* GIVEN DATA *
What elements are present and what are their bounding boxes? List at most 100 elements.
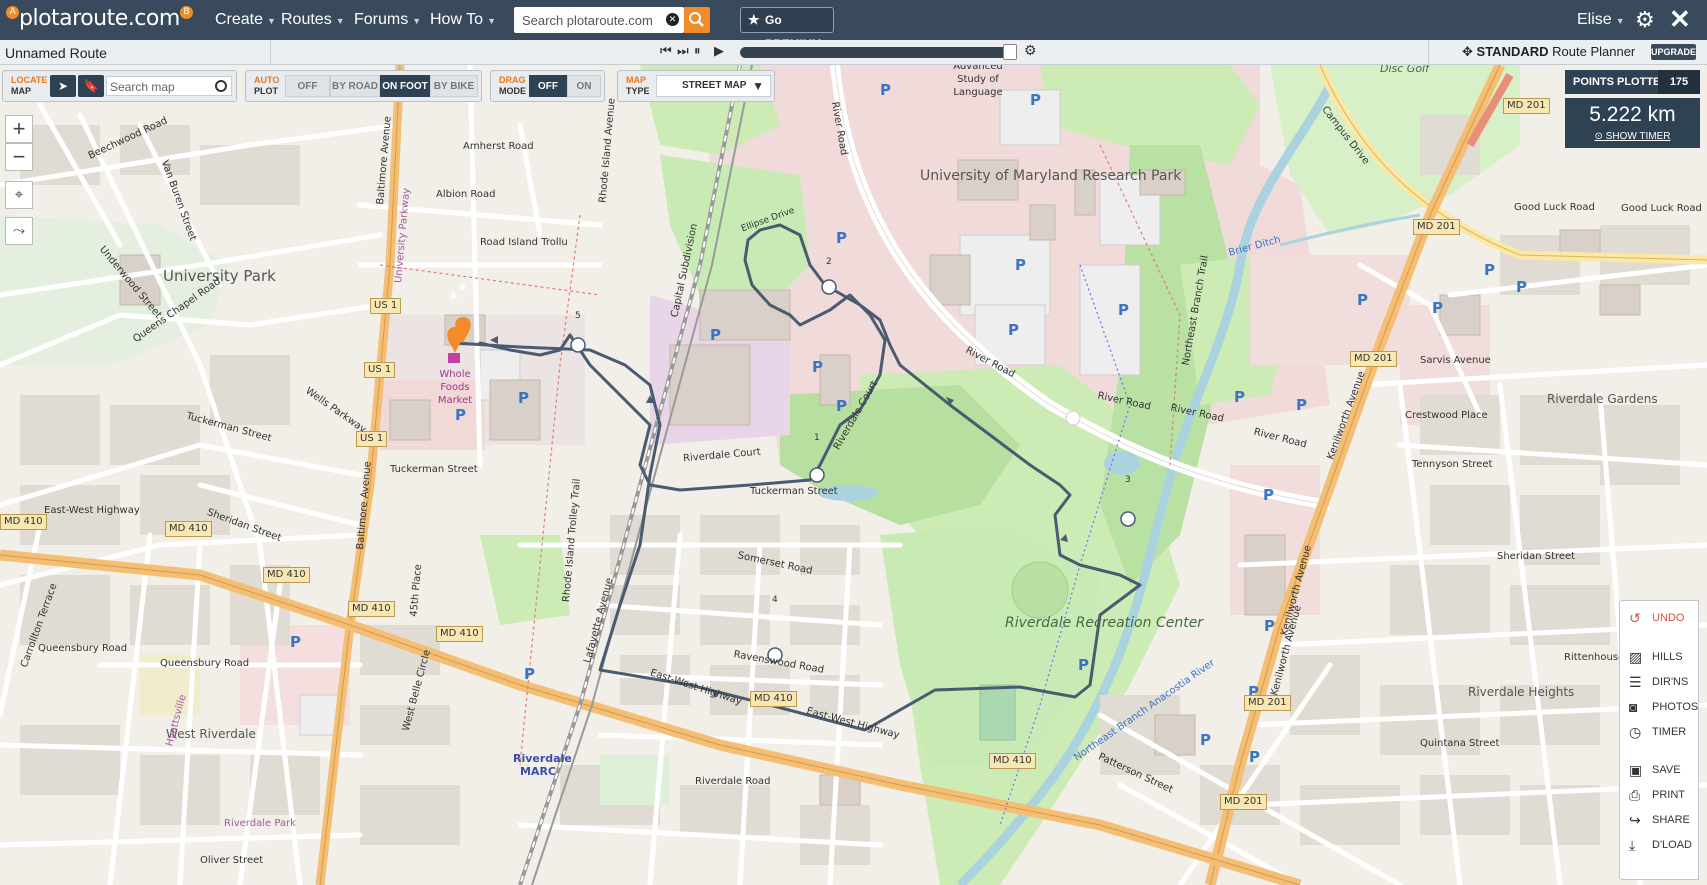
fullscreen-icon[interactable]: ✕ — [1669, 5, 1691, 33]
list-icon: ☰ — [1629, 674, 1642, 690]
svg-text:P: P — [710, 326, 721, 344]
playback-slider-handle[interactable] — [1003, 44, 1017, 60]
nav-forums[interactable]: Forums ▼ — [354, 11, 421, 29]
print-label: PRINT — [1652, 789, 1685, 801]
place-disc-golf: Disc Golf — [1380, 65, 1429, 75]
share-label: SHARE — [1652, 814, 1690, 826]
crosshair-icon: ✥ — [1462, 44, 1473, 59]
nav-forums-label: Forums — [354, 11, 409, 28]
locate-me-icon[interactable]: ➤ — [50, 75, 76, 97]
playback-settings-icon[interactable]: ⚙ — [1024, 42, 1037, 59]
auto-plot-by-bike[interactable]: BY BIKE — [430, 75, 478, 97]
auto-plot-off[interactable]: OFF — [285, 75, 330, 97]
map-type-select[interactable]: STREET MAP ▼ — [656, 75, 771, 97]
zoom-out-button[interactable]: − — [5, 143, 33, 171]
nav-routes-label: Routes — [281, 11, 332, 28]
timer-button[interactable]: ◷ TIMER — [1620, 721, 1700, 743]
shield-md201-a: MD 201 — [1503, 98, 1550, 114]
street-good-luck-1: Good Luck Road — [1514, 202, 1595, 213]
search-icon — [689, 12, 704, 27]
route-distance: 5.222 km — [1589, 103, 1676, 126]
drag-mode-off[interactable]: OFF — [529, 75, 567, 97]
map-type-value: STREET MAP — [682, 80, 747, 91]
photos-label: PHOTOS — [1652, 701, 1699, 713]
upgrade-button[interactable]: UPGRADE — [1651, 44, 1696, 60]
chevron-down-icon: ▼ — [487, 16, 496, 26]
drag-mode-on[interactable]: ON — [567, 75, 601, 97]
site-search: ✕ — [514, 7, 684, 33]
site-logo[interactable]: Aplotaroute.com B — [6, 6, 193, 34]
map-label-1: MAP — [626, 75, 646, 85]
route-tool-icon[interactable]: ⤳ — [5, 217, 33, 245]
zoom-in-button[interactable]: + — [5, 115, 33, 143]
nav-create[interactable]: Create ▼ — [215, 11, 276, 29]
map-pin-icon[interactable]: ⌖ — [5, 181, 33, 209]
play-icon[interactable]: ▶ — [714, 43, 724, 59]
route-marker-4[interactable]: 4 — [772, 595, 778, 605]
planner-label: Route Planner — [1552, 44, 1636, 59]
nav-routes[interactable]: Routes ▼ — [281, 11, 345, 29]
place-riverdale-marc: Riverdale MARC — [513, 752, 572, 778]
show-timer-label: SHOW TIMER — [1605, 131, 1671, 142]
svg-text:P: P — [1030, 91, 1041, 109]
street-queensbury-2: Queensbury Road — [160, 658, 250, 669]
shield-us1-a: US 1 — [370, 298, 402, 314]
site-search-input[interactable] — [522, 11, 657, 29]
place-riverdale-park: Riverdale Park — [224, 818, 296, 829]
chevron-down-icon: ▼ — [1615, 16, 1625, 26]
user-name: Elise — [1577, 11, 1612, 28]
playback-slider[interactable] — [740, 44, 1017, 60]
clear-map-search-icon[interactable] — [215, 80, 227, 92]
street-oliver: Oliver Street — [200, 855, 264, 866]
download-button[interactable]: ⤓ D'LOAD — [1620, 834, 1700, 856]
route-marker-5[interactable]: 5 — [575, 311, 581, 321]
svg-text:P: P — [1296, 396, 1307, 414]
nav-how-to[interactable]: How To ▼ — [430, 11, 496, 29]
route-marker-2[interactable]: 2 — [826, 257, 832, 267]
show-timer-link[interactable]: ⊙ SHOW TIMER — [1565, 131, 1700, 142]
gear-icon[interactable]: ⚙ — [1635, 8, 1655, 32]
step-forward-icon[interactable]: ⏭ — [677, 43, 689, 59]
place-umd-research-park: University of Maryland Research Park — [920, 168, 1181, 184]
planner-level-name: STANDARD — [1476, 44, 1549, 59]
share-button[interactable]: ↪ SHARE — [1620, 809, 1700, 831]
go-premium-button[interactable]: ★Go PREMIUM — [740, 7, 834, 51]
route-marker-3[interactable]: 3 — [1125, 475, 1131, 485]
save-button[interactable]: ▣ SAVE — [1620, 759, 1700, 781]
start-marker[interactable]: A — [450, 292, 457, 302]
photos-button[interactable]: ◙ PHOTOS — [1620, 696, 1700, 718]
points-plotted-label: POINTS PLOTTED — [1573, 76, 1669, 88]
logo-text: plotaroute.com — [19, 6, 180, 31]
map-search-input[interactable] — [110, 79, 210, 94]
auto-plot-by-road[interactable]: BY ROAD — [330, 75, 380, 97]
undo-button[interactable]: ↺ UNDO — [1620, 607, 1700, 629]
street-queensbury-1: Queensbury Road — [38, 643, 128, 654]
skip-back-icon[interactable]: ⏮ — [660, 43, 672, 59]
street-quintana: Quintana Street — [1420, 738, 1500, 749]
svg-text:P: P — [836, 397, 847, 415]
print-button[interactable]: ⎙ PRINT — [1620, 784, 1700, 806]
chevron-down-icon: ▼ — [752, 79, 764, 93]
search-button[interactable] — [684, 7, 710, 33]
svg-text:P: P — [1264, 617, 1275, 635]
hills-button[interactable]: ▨ HILLS — [1620, 646, 1700, 668]
auto-plot-group: AUTO PLOT OFF BY ROAD ON FOOT BY BIKE — [245, 70, 482, 102]
directions-button[interactable]: ☰ DIR'NS — [1620, 671, 1700, 693]
svg-text:P: P — [1249, 748, 1260, 766]
shield-md201-b: MD 201 — [1413, 219, 1460, 235]
pause-icon[interactable]: ⏸ — [694, 43, 701, 59]
street-east-west-1: East-West Highway — [44, 505, 140, 516]
clear-search-icon[interactable]: ✕ — [666, 13, 679, 26]
undo-icon: ↺ — [1629, 610, 1641, 626]
bookmark-icon[interactable]: 🔖 — [78, 75, 104, 97]
street-map[interactable]: PPP PPP PPP PPP PPP PPP PPP PPP P 1 2 3 … — [0, 65, 1707, 885]
route-name[interactable]: Unnamed Route — [5, 45, 107, 61]
auto-plot-on-foot[interactable]: ON FOOT — [380, 75, 430, 97]
end-marker[interactable]: B — [459, 283, 466, 293]
route-marker-1[interactable]: 1 — [814, 433, 820, 443]
logo-a-icon: A — [6, 6, 19, 19]
clock-icon: ◷ — [1629, 724, 1642, 740]
top-navigation: Aplotaroute.com B Create ▼ Routes ▼ Forums ▼… — [0, 0, 1707, 51]
logo-b-icon: B — [179, 6, 193, 19]
user-menu[interactable]: Elise ▼ — [1577, 11, 1625, 29]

* GIVEN REQUEST *
Write out the records again from the line with "fullscreen-icon[interactable]: ✕ —" to the line with "nav-forums-label: Forums — [354, 11, 409, 28]", swapping "crosshair" for "target" and leaving everything else as it is.

* SOLUTION FOR THIS TASK *
fullscreen-icon[interactable]: ✕ — [1669, 5, 1691, 33]
list-icon: ☰ — [1629, 674, 1642, 690]
svg-text:P: P — [710, 326, 721, 344]
playback-slider-handle[interactable] — [1003, 44, 1017, 60]
nav-forums[interactable]: Forums ▼ — [354, 11, 421, 29]
print-label: PRINT — [1652, 789, 1685, 801]
place-disc-golf: Disc Golf — [1380, 65, 1429, 75]
share-label: SHARE — [1652, 814, 1690, 826]
target-icon: ✥ — [1462, 44, 1473, 59]
nav-forums-label: Forums — [354, 11, 409, 28]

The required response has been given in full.